*TASK A*
Using the passage on inventions, explain why the workers in the automobile body shop were unhappy with the tape they had. Answer in one to three sentences.

*PASSAGE SHOWN*
---

Section C

Great Ideas

Some of the most important inventions of the past 2,000 years may surprise you.

Want to get rich? Become famous? You don't have to be a film star or a basketball player or a musician. You can do it by becoming an inventor. Over the past 2,000 years inventors have created machines and articles that have changed the world.

And it's not just the big ideas like computers, printing presses and steam engines (蒸汽机) that become big things.

Just think how the past 2,000 years would be different without these "small" big ideas:

It's a clean sweep

In 1871, American inventor Ives McGaffey realized that if you turned an air pump (气泵)the opposite way, you would have a machine that could pick up dirt. He called his machine an aspirator(吸气器). The huge device was powered by a steam engine.

Another American, James Murray Spangler, designed a much lighter machine in 1907 with an electric engine. He sold the idea, now called a vacuum cleaner(真空吸尘器),to a man named William H. Hoover. The company is still making Hoover vacuums and we're a little bit cleaner for it.

Stuck on you

Inventors get interested when they find out people don't like the way something works.

One day in 1923, young lab worker Richard Drew from the Minnesota Mining and Manufacturing(制造)Company heard workers in an automobile body shop complaining. It seems they could not find the right kind of tape to put on cars while they painted them. Either the tape stuck too much and ruined the paint job or it fell off too soon and the paint ran onto another part of the car.

Drew spent two years creating a tape that stuck just enough. We know it now as masking tape. But Drew wasn't done. In 1930, he created a see-through, water-proof(防水的), cellophane(薄膜)adhesive(胶粘剂). The company called it Scotch tape and started selling it by the ton.

---

*RAW DATA*
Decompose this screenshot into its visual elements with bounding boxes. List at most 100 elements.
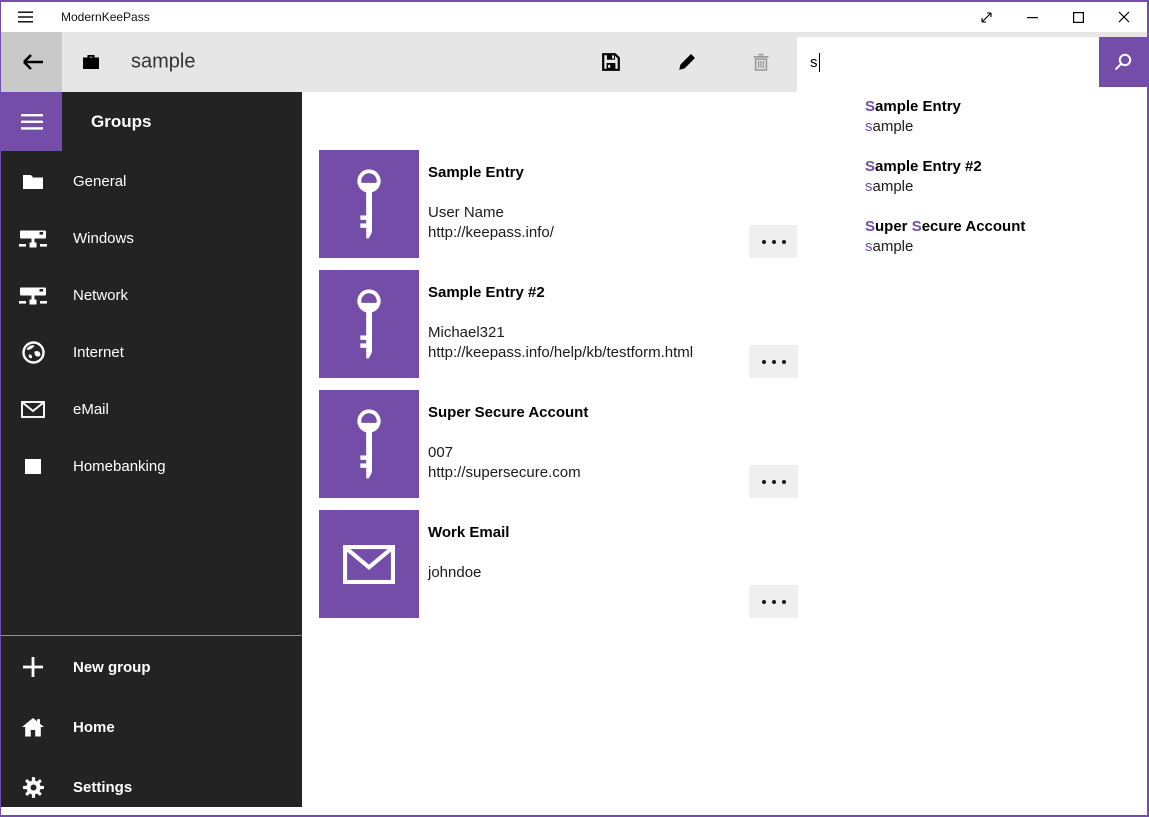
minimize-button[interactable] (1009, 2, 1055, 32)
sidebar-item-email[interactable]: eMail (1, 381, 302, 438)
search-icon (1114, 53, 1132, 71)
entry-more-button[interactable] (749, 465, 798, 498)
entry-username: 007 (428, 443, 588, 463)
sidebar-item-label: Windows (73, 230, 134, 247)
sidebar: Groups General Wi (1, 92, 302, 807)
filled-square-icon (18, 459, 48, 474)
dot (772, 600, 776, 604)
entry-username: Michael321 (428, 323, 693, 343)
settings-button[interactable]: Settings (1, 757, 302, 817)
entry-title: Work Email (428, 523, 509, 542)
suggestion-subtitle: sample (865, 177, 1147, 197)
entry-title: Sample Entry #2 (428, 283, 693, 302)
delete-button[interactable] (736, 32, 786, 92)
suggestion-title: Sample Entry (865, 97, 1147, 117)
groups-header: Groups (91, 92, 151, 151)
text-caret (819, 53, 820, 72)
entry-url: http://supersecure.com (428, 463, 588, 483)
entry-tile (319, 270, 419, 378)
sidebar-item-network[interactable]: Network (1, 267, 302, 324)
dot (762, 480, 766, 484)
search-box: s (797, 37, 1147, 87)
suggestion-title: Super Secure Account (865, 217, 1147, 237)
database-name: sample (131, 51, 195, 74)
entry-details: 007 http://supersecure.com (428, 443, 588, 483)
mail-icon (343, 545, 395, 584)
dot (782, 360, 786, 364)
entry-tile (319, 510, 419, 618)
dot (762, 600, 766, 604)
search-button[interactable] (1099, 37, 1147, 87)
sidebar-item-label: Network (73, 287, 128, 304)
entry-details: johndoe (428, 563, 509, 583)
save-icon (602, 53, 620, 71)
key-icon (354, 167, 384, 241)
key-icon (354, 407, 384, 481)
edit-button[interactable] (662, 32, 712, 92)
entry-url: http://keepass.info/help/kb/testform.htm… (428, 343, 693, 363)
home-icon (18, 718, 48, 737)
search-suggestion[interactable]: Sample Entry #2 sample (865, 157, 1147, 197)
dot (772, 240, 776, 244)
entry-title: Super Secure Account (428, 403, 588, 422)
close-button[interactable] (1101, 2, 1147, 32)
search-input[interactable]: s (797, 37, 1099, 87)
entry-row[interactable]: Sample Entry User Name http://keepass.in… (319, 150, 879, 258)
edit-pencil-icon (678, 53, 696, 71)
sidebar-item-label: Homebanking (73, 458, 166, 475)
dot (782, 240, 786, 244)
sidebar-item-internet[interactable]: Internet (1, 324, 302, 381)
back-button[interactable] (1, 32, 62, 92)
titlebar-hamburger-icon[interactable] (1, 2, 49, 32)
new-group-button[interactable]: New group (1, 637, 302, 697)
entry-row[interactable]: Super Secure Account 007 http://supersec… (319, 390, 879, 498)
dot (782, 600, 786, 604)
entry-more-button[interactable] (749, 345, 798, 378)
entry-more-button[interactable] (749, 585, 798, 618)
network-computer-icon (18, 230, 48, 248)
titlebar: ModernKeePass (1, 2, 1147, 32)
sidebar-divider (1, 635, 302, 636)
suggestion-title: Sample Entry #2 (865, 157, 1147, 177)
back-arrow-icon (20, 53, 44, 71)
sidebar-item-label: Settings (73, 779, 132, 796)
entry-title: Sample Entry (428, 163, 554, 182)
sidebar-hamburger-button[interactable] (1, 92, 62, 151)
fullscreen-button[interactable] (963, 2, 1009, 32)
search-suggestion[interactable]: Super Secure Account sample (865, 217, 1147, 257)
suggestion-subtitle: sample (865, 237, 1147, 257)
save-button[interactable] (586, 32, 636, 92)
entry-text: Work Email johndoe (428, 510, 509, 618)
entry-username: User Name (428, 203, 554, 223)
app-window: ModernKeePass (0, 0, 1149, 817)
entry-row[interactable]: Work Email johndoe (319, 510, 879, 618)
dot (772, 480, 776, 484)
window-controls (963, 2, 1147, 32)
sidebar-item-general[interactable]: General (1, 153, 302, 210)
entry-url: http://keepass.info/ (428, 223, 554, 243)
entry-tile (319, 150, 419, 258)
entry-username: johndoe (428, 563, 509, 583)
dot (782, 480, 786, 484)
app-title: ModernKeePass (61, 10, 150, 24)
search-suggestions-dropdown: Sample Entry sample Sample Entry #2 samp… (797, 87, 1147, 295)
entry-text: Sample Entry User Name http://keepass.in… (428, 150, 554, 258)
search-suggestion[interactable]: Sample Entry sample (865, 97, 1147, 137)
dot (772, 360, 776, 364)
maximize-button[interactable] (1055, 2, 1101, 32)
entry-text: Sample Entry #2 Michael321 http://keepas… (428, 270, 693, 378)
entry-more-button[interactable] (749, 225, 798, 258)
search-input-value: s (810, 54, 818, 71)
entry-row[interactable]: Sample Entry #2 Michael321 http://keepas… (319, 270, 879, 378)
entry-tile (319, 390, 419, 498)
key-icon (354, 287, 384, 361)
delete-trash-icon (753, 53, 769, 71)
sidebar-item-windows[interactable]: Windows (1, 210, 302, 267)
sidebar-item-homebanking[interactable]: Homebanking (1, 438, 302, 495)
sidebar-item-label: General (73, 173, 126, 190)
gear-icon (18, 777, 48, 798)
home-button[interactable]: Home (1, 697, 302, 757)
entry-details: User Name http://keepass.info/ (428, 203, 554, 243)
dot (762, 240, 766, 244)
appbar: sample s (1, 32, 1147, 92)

---

*TASK B*
Count the lines of the records that contain the string "supersecure", and reply with the number alone.

*CORRECT OUTPUT A*
They could not find the right kind of tape to put on cars while painting them. Either the tape stuck too much and ruined the paint job, or it fell off too soon and the paint ran onto another part of the car.

*CORRECT OUTPUT B*
2